===== Records shown
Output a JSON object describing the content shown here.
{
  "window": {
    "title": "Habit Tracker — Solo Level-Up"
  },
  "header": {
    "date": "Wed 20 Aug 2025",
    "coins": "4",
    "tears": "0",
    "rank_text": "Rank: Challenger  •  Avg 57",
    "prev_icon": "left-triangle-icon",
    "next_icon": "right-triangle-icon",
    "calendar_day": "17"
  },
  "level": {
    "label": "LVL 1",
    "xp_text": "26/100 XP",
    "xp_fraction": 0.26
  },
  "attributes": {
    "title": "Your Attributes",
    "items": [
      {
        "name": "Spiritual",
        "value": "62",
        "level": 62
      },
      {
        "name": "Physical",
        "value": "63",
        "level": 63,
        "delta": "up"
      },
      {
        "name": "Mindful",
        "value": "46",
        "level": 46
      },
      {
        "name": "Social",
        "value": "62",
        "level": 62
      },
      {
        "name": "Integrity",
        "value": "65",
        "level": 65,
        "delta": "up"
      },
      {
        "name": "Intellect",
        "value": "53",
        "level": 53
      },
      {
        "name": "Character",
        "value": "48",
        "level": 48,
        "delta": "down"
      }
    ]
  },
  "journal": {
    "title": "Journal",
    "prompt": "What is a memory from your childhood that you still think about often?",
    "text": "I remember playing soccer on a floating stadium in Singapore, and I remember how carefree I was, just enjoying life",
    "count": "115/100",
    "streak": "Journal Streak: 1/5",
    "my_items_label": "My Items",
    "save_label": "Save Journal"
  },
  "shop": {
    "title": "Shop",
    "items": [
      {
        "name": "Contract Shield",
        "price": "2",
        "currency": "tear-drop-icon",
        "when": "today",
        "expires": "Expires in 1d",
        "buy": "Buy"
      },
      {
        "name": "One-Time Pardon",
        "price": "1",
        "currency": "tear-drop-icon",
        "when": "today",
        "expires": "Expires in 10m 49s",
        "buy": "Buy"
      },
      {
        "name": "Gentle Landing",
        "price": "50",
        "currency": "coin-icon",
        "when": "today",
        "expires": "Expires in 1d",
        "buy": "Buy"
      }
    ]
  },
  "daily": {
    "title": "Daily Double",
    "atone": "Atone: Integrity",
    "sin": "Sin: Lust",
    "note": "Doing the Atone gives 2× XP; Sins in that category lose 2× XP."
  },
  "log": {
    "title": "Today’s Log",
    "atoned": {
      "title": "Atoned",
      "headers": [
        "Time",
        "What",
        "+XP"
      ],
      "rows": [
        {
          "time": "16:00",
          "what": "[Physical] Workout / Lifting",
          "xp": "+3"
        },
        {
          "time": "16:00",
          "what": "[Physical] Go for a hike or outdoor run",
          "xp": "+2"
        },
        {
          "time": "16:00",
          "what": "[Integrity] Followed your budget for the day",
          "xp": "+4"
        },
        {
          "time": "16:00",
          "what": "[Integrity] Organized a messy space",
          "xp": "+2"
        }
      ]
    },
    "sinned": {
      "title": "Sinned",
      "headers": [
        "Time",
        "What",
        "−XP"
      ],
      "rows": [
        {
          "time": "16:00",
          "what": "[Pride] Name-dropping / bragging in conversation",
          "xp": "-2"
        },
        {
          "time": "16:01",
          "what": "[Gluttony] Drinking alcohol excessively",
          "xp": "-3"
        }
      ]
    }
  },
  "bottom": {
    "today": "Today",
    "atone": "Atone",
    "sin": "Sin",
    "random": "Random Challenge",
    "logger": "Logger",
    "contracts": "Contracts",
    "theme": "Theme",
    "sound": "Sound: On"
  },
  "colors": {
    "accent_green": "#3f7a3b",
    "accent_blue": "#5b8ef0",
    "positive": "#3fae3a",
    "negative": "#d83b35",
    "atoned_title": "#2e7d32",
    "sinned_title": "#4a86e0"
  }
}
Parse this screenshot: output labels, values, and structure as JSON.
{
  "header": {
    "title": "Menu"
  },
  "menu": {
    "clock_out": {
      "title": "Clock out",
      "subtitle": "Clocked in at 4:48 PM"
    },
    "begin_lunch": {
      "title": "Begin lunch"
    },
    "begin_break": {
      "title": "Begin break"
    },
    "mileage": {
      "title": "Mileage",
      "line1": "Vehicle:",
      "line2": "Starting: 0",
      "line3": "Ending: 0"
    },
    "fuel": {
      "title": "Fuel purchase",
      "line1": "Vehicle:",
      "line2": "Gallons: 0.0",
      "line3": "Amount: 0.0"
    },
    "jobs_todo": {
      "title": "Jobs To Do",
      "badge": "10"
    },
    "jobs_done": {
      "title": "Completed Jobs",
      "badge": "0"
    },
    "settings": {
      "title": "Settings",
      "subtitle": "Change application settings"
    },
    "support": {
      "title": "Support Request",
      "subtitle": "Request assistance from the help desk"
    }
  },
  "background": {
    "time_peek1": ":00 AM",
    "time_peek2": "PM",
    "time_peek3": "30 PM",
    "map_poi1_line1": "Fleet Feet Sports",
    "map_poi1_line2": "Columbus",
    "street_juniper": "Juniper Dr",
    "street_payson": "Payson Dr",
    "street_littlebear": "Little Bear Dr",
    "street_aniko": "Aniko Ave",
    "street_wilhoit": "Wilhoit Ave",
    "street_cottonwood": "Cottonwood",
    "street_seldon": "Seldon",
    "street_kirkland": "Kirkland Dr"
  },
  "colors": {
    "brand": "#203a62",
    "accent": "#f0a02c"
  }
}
==========
Objective: Find all lines with "JSON" in them and copy each one.

Expected output:
Output a JSON object describing the content shown here.
Parse this screenshot: output labels, values, and structure as JSON.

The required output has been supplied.